Entries supplied:
----
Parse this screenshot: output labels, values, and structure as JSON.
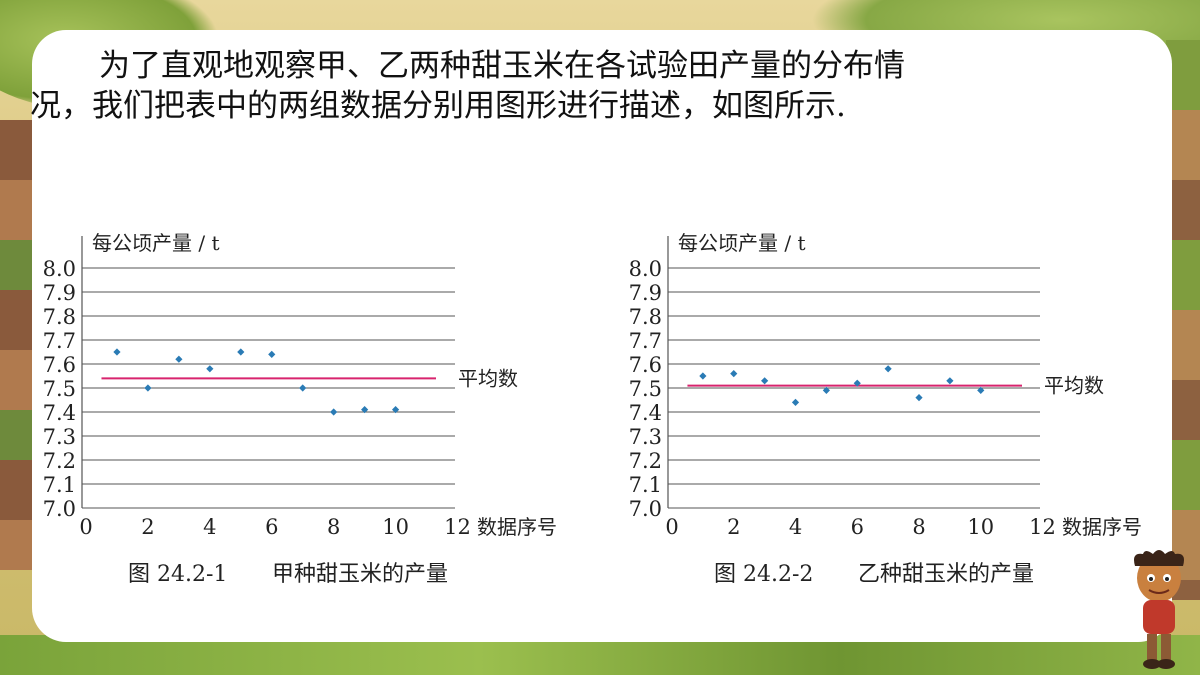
----
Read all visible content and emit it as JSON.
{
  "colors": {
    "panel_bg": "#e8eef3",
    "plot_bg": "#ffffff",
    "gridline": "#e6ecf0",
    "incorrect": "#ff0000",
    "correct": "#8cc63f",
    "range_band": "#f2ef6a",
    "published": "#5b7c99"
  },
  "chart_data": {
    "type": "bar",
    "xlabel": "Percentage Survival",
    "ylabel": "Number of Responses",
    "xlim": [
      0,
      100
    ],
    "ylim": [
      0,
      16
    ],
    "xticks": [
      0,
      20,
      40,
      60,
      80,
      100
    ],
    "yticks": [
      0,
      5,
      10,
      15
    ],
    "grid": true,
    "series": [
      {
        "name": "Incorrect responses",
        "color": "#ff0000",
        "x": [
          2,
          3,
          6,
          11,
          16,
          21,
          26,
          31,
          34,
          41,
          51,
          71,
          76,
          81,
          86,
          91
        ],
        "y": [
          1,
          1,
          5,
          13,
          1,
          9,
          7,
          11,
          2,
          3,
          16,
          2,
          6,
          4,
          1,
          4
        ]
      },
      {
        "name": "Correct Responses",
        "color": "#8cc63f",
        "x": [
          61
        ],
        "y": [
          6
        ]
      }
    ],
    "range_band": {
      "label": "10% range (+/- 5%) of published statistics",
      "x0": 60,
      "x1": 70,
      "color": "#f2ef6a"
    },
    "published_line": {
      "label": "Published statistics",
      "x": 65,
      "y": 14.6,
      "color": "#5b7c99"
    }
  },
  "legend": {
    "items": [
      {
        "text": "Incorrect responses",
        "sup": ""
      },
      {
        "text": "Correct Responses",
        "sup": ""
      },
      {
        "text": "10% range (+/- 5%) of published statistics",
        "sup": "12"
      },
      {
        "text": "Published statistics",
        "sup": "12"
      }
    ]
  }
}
----
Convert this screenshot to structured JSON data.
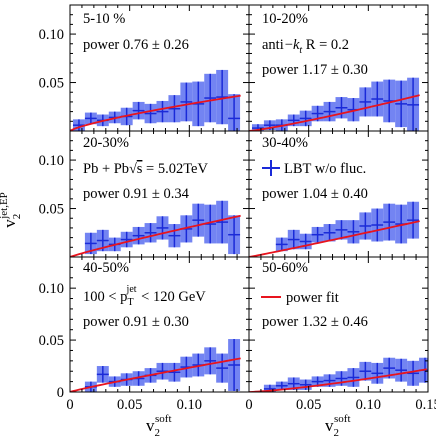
----
Exercise aim:
Tell how many lines in the records above contain "this", giving the number and no other words.

Completed exercise:
2